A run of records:

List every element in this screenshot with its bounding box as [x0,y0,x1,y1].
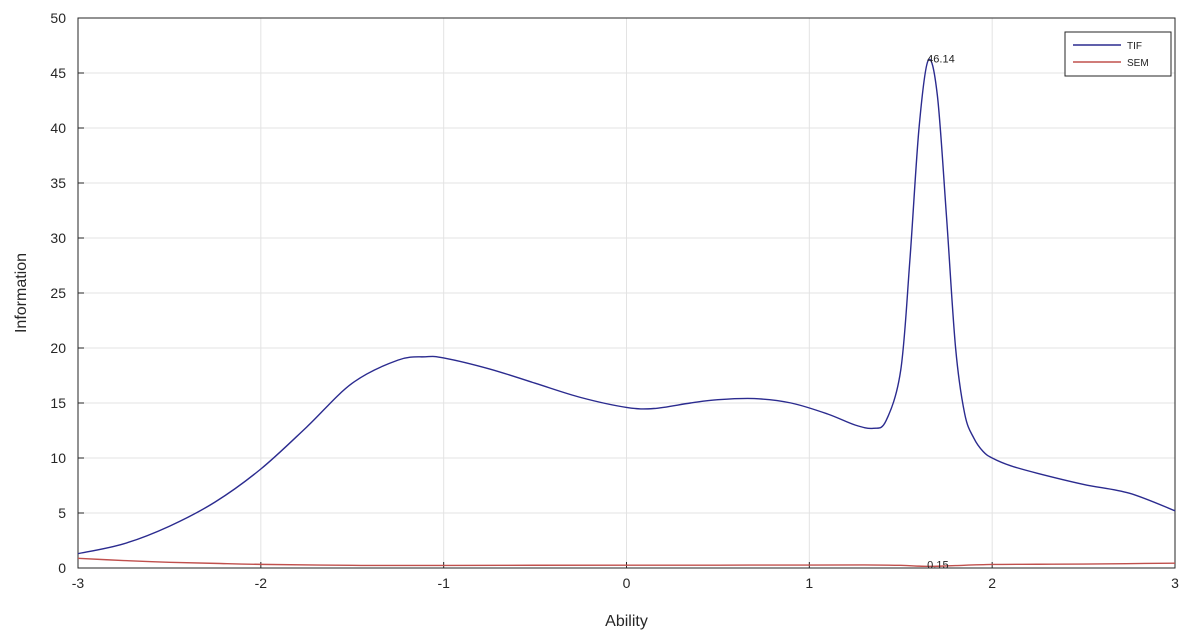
data-label-tif: 46.14 [927,53,955,65]
legend-label-tif: TIF [1127,41,1142,52]
legend-box [1064,31,1172,77]
x-axis-title: Ability [605,613,648,630]
x-tick-label: 1 [805,575,813,591]
y-tick-label: 15 [50,395,66,411]
data-label-sem: 0.15 [927,559,948,571]
y-tick-label: 50 [50,10,66,26]
x-tick-label: 0 [623,575,631,591]
y-axis-title: Information [13,253,30,333]
y-tick-label: 40 [50,120,66,136]
x-tick-label: 2 [988,575,996,591]
x-tick-label: -1 [437,575,450,591]
legend-label-sem: SEM [1127,58,1149,69]
y-tick-label: 5 [58,505,66,521]
y-tick-label: 45 [50,65,66,81]
y-tick-label: 20 [50,340,66,356]
x-tick-label: -2 [255,575,268,591]
y-tick-label: 30 [50,230,66,246]
series-lines [77,58,1176,568]
y-tick-label: 0 [58,560,66,576]
legend: TIF SEM [1064,31,1172,77]
x-tick-label: 3 [1171,575,1179,591]
y-tick-label: 25 [50,285,66,301]
series-line-tif [77,58,1176,555]
series-line-sem [77,557,1176,568]
annotations: 46.14 0.15 [927,53,955,571]
y-tick-label: 10 [50,450,66,466]
grid [77,17,1176,569]
y-tick-label: 35 [50,175,66,191]
x-tick-label: -3 [72,575,85,591]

[Requirements] Transcribe the entries above exactly, from the line with "data-label-tif: 46.14 [927,53,955,65]" up to and including the line with "y-tick-label: 5 [58,505,66,521]".

[Answer to this problem]
data-label-tif: 46.14 [927,53,955,65]
legend-label-tif: TIF [1127,41,1142,52]
legend-box [1064,31,1172,77]
x-axis-title: Ability [605,613,648,630]
x-tick-label: 1 [805,575,813,591]
y-tick-label: 15 [50,395,66,411]
data-label-sem: 0.15 [927,559,948,571]
y-tick-label: 50 [50,10,66,26]
x-tick-label: 0 [623,575,631,591]
y-axis-title: Information [13,253,30,333]
y-tick-label: 40 [50,120,66,136]
x-tick-label: 2 [988,575,996,591]
x-tick-label: -1 [437,575,450,591]
legend-label-sem: SEM [1127,58,1149,69]
y-tick-label: 5 [58,505,66,521]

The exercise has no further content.